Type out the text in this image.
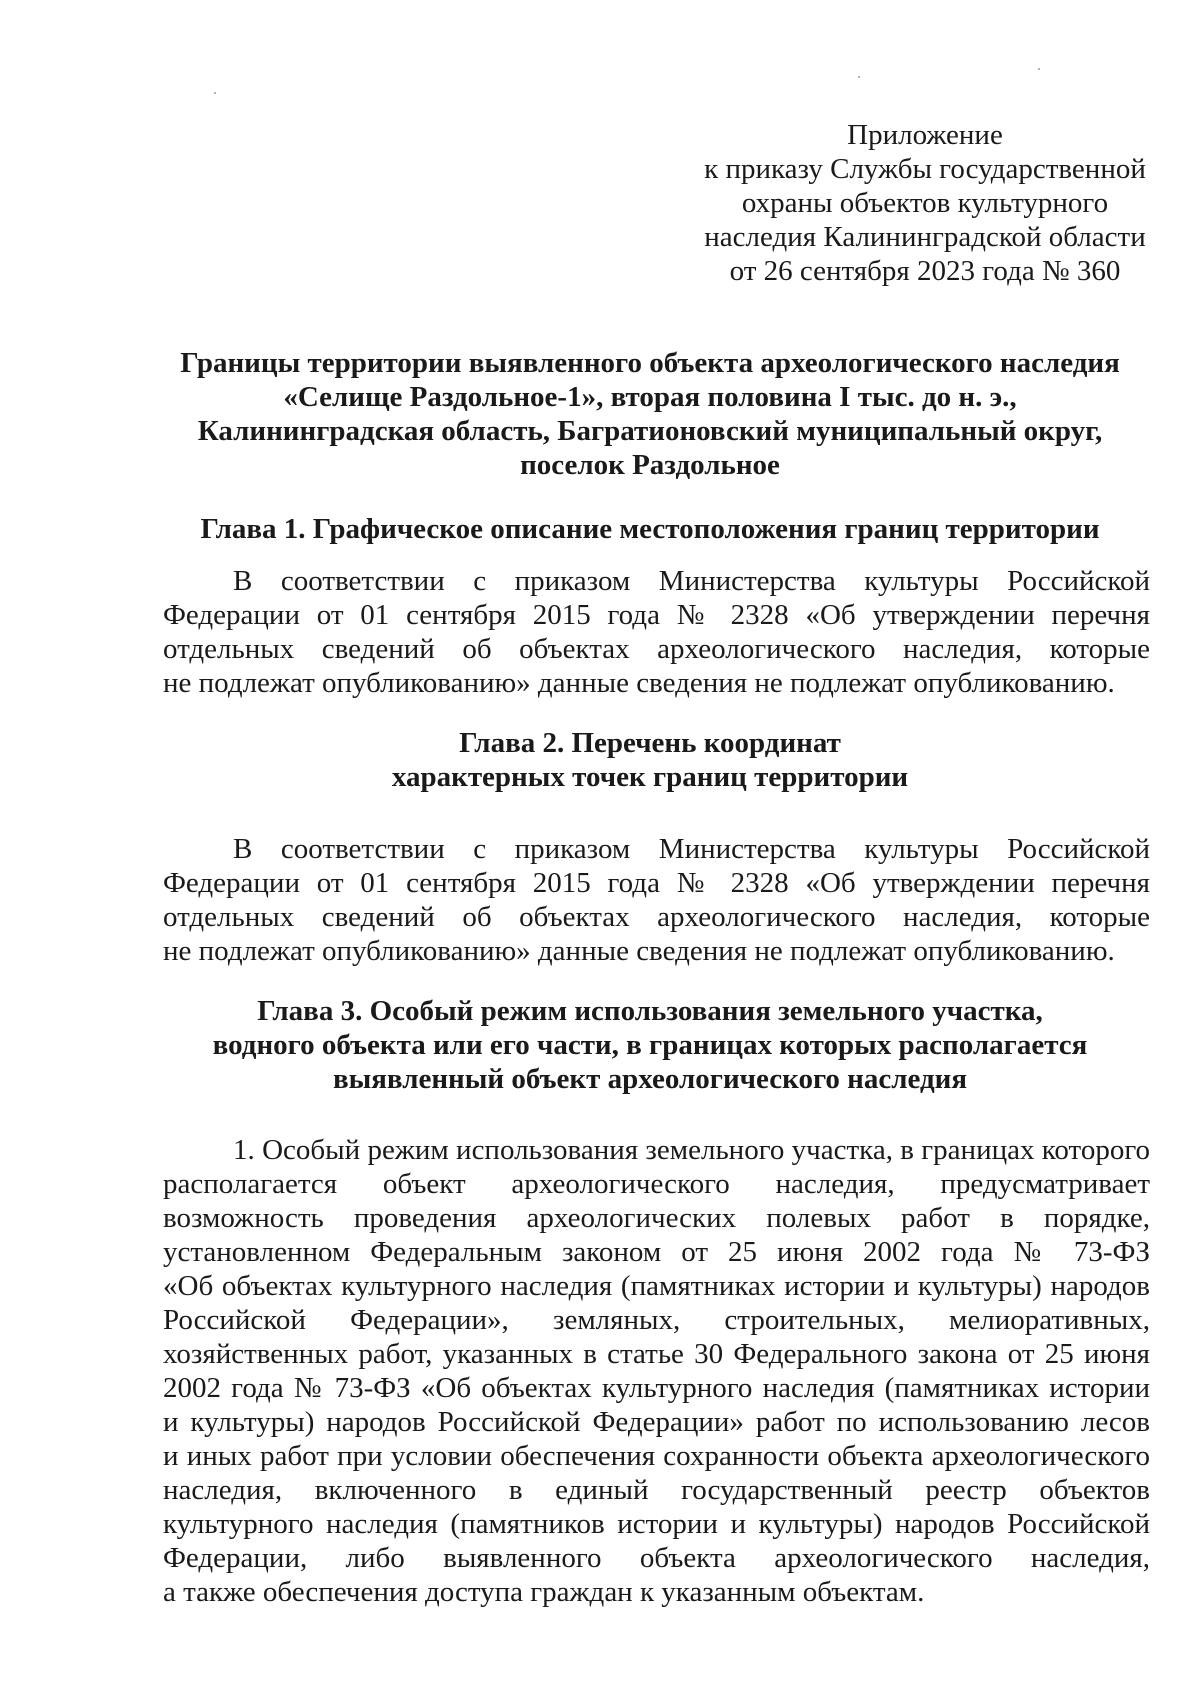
Приложение
к приказу Службы государственной
охраны объектов культурного
наследия Калининградской области
от 26 сентября 2023 года № 360
Границы территории выявленного объекта археологического наследия
«Селище Раздольное-1», вторая половина I тыс. до н. э.,
Калининградская область, Багратионовский муниципальный округ,
поселок Раздольное
Глава 1. Графическое описание местоположения границ территории
В соответствии с приказом Министерства культуры Российской
Федерации от 01 сентября 2015 года № 2328 «Об утверждении перечня
отдельных сведений об объектах археологического наследия, которые
не подлежат опубликованию» данные сведения не подлежат опубликованию.
Глава 2. Перечень координат
характерных точек границ территории
В соответствии с приказом Министерства культуры Российской
Федерации от 01 сентября 2015 года № 2328 «Об утверждении перечня
отдельных сведений об объектах археологического наследия, которые
не подлежат опубликованию» данные сведения не подлежат опубликованию.
Глава 3. Особый режим использования земельного участка,
водного объекта или его части, в границах которых располагается
выявленный объект археологического наследия
1. Особый режим использования земельного участка, в границах которого
располагается объект археологического наследия, предусматривает
возможность проведения археологических полевых работ в порядке,
установленном Федеральным законом от 25 июня 2002 года № 73-ФЗ
«Об объектах культурного наследия (памятниках истории и культуры) народов
Российской Федерации», земляных, строительных, мелиоративных,
хозяйственных работ, указанных в статье 30 Федерального закона от 25 июня
2002 года № 73-ФЗ «Об объектах культурного наследия (памятниках истории
и культуры) народов Российской Федерации» работ по использованию лесов
и иных работ при условии обеспечения сохранности объекта археологического
наследия, включенного в единый государственный реестр объектов
культурного наследия (памятников истории и культуры) народов Российской
Федерации, либо выявленного объекта археологического наследия,
а также обеспечения доступа граждан к указанным объектам.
□ □ □ □ □
- Written task -
Copy each line of the entries that includes the word "года".

- The response -
от 26 сентября 2023 года № 360
Федерации от 01 сентября 2015 года № 2328 «Об утверждении перечня
Федерации от 01 сентября 2015 года № 2328 «Об утверждении перечня
установленном Федеральным законом от 25 июня 2002 года № 73-ФЗ
2002 года № 73-ФЗ «Об объектах культурного наследия (памятниках истории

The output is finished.